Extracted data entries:
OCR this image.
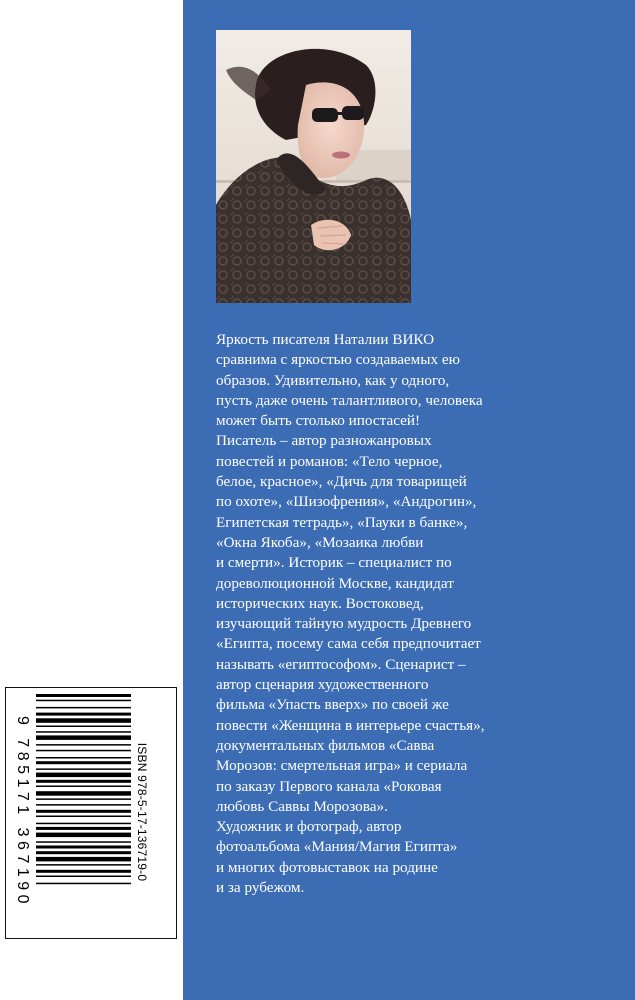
Яркость писателя Наталии ВИКО
сравнима с яркостью создаваемых ею
образов. Удивительно, как у одного,
пусть даже очень талантливого, человека
может быть столько ипостасей!
Писатель – автор разножанровых
повестей и романов: «Тело черное,
белое, красное», «Дичь для товарищей
по охоте», «Шизофрения», «Андрогин»,
Египетская тетрадь», «Пауки в банке»,
«Окна Якоба», «Мозаика любви
и смерти». Историк – специалист по
дореволюционной Москве, кандидат
исторических наук. Востоковед,
изучающий тайную мудрость Древнего
«Египта, посему сама себя предпочитает
называть «египтософом». Сценарист –
автор сценария художественного
фильма «Упасть вверх» по своей же
повести «Женщина в интерьере счастья»,
документальных фильмов «Савва
Морозов: смертельная игра» и сериала
по заказу Первого канала «Роковая
любовь Саввы Морозова».
Художник и фотограф, автор
фотоальбома «Мания/Магия Египта»
и многих фотовыставок на родине
и за рубежом.
ISBN 978-5-17-136719-0
9 785171 367190
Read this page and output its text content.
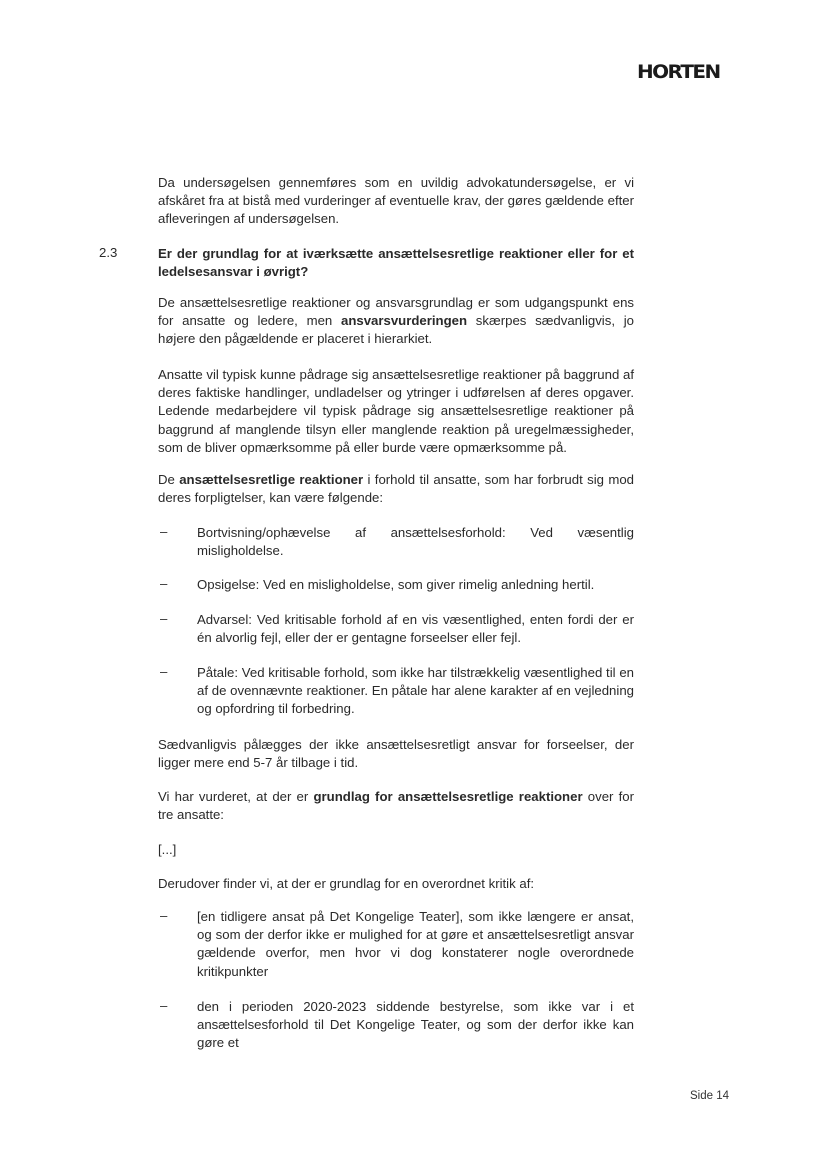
HORTEN

Da undersøgelsen gennemføres som en uvildig advokatundersøgelse, er vi afskåret fra at bistå med vurderinger af eventuelle krav, der gøres gældende efter afleveringen af undersøgelsen.

2.3	Er der grundlag for at iværksætte ansættelsesretlige reaktioner eller for et ledelsesansvar i øvrigt?

De ansættelsesretlige reaktioner og ansvarsgrundlag er som udgangspunkt ens for ansatte og ledere, men ansvarsvurderingen skærpes sædvanligvis, jo højere den pågældende er placeret i hierarkiet.

Ansatte vil typisk kunne pådrage sig ansættelsesretlige reaktioner på baggrund af deres faktiske handlinger, undladelser og ytringer i udførelsen af deres opgaver. Ledende medarbejdere vil typisk pådrage sig ansættelsesretlige reaktioner på baggrund af manglende tilsyn eller manglende reaktion på uregelmæssigheder, som de bliver opmærksomme på eller burde være opmærksomme på.

De ansættelsesretlige reaktioner i forhold til ansatte, som har forbrudt sig mod deres forpligtelser, kan være følgende:

– Bortvisning/ophævelse af ansættelsesforhold: Ved væsentlig misligholdelse.

– Opsigelse: Ved en misligholdelse, som giver rimelig anledning hertil.

– Advarsel: Ved kritisable forhold af en vis væsentlighed, enten fordi der er én alvorlig fejl, eller der er gentagne forseelser eller fejl.

– Påtale: Ved kritisable forhold, som ikke har tilstrækkelig væsentlighed til en af de ovennævnte reaktioner. En påtale har alene karakter af en vejledning og opfordring til forbedring.

Sædvanligvis pålægges der ikke ansættelsesretligt ansvar for forseelser, der ligger mere end 5-7 år tilbage i tid.

Vi har vurderet, at der er grundlag for ansættelsesretlige reaktioner over for tre ansatte:

[...]

Derudover finder vi, at der er grundlag for en overordnet kritik af:

– [en tidligere ansat på Det Kongelige Teater], som ikke længere er ansat, og som der derfor ikke er mulighed for at gøre et ansættelsesretligt ansvar gældende overfor, men hvor vi dog konstaterer nogle overordnede kritikpunkter

– den i perioden 2020-2023 siddende bestyrelse, som ikke var i et ansættelsesforhold til Det Kongelige Teater, og som der derfor ikke kan gøre et

Side 14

Short exercise:
List each line holding the string "Египта".

Result below:
«Египта, посему сама себя предпочитает
фотоальбома «Мания/Магия Египта»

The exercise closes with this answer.